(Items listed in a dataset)
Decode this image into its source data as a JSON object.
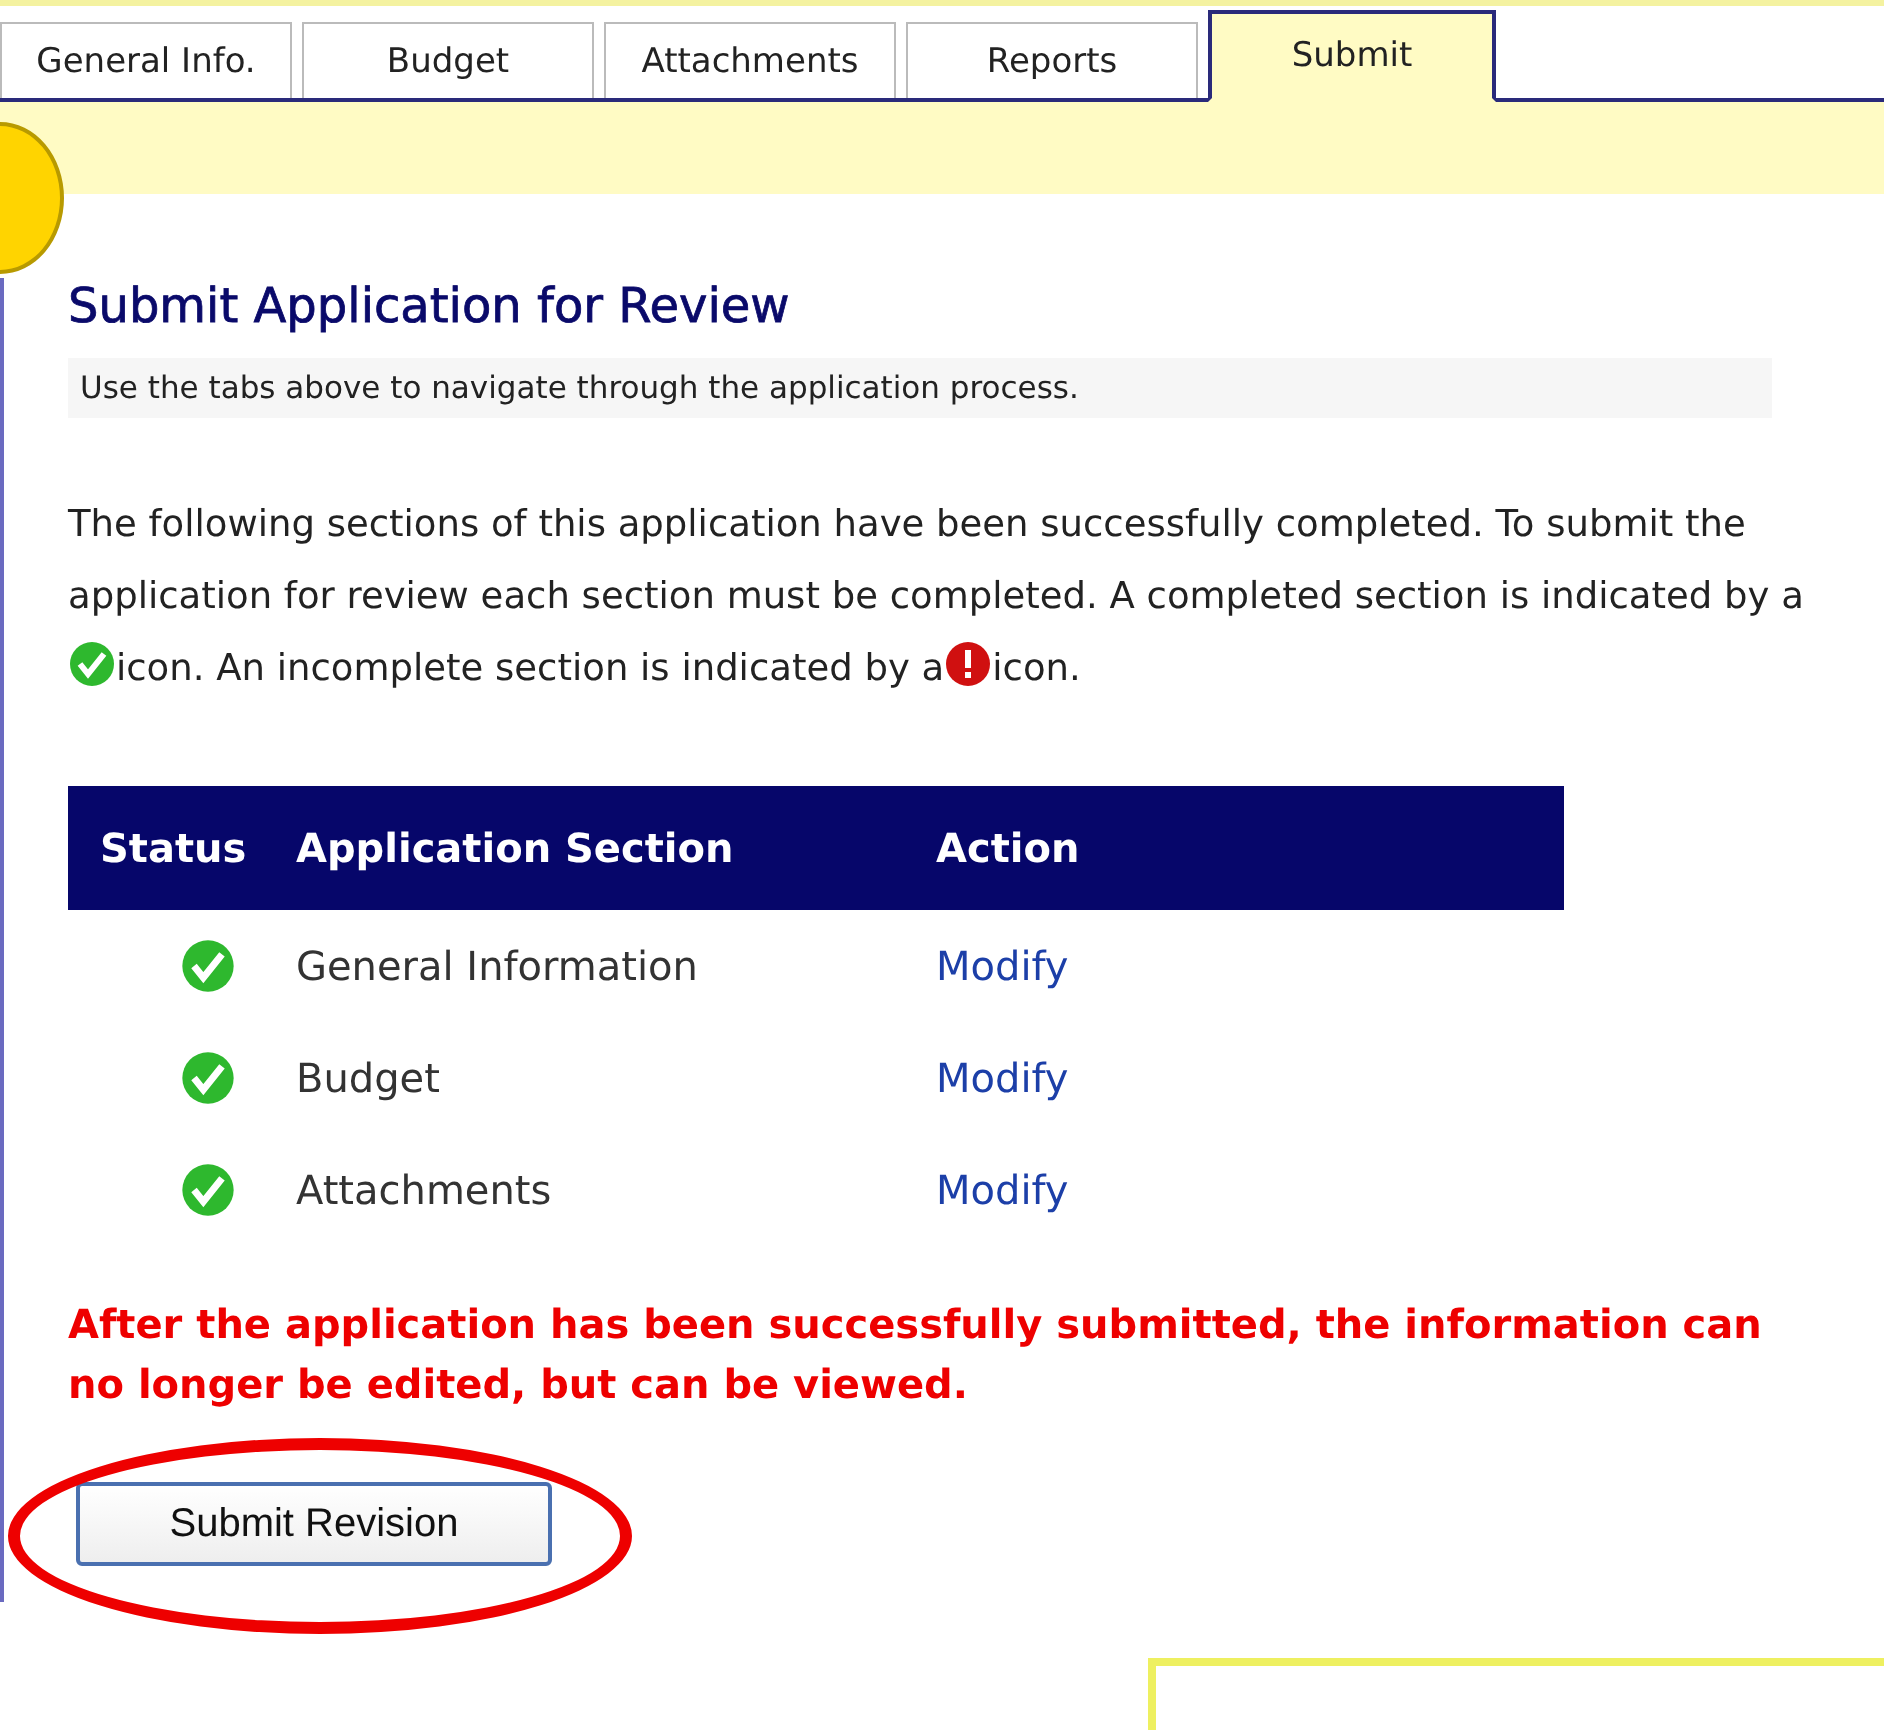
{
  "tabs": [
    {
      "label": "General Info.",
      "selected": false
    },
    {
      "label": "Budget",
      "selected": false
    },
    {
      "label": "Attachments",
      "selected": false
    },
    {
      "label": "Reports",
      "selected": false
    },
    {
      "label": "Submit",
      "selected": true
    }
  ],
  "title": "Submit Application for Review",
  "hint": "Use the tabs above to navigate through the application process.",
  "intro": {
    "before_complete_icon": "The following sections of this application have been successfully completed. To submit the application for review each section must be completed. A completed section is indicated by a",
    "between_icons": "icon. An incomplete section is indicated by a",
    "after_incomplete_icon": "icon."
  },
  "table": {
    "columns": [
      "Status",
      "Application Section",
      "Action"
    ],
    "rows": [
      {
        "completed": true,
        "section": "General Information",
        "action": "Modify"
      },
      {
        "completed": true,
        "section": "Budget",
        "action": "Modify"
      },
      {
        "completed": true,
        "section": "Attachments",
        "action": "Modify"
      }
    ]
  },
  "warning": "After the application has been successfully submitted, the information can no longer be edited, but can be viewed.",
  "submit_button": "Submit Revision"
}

* _What to produce_
Write the listing out a second time exactly, dropping all images.

* _Response to the task_
Decode this image into its source data as a JSON object.
{
  "tabs": [
    {
      "label": "General Info.",
      "selected": false
    },
    {
      "label": "Budget",
      "selected": false
    },
    {
      "label": "Attachments",
      "selected": false
    },
    {
      "label": "Reports",
      "selected": false
    },
    {
      "label": "Submit",
      "selected": true
    }
  ],
  "title": "Submit Application for Review",
  "hint": "Use the tabs above to navigate through the application process.",
  "intro": {
    "before_complete_icon": "The following sections of this application have been successfully completed. To submit the application for review each section must be completed. A completed section is indicated by a",
    "between_icons": "icon. An incomplete section is indicated by a",
    "after_incomplete_icon": "icon."
  },
  "table": {
    "columns": [
      "Status",
      "Application Section",
      "Action"
    ],
    "rows": [
      {
        "completed": true,
        "section": "General Information",
        "action": "Modify"
      },
      {
        "completed": true,
        "section": "Budget",
        "action": "Modify"
      },
      {
        "completed": true,
        "section": "Attachments",
        "action": "Modify"
      }
    ]
  },
  "warning": "After the application has been successfully submitted, the information can no longer be edited, but can be viewed.",
  "submit_button": "Submit Revision"
}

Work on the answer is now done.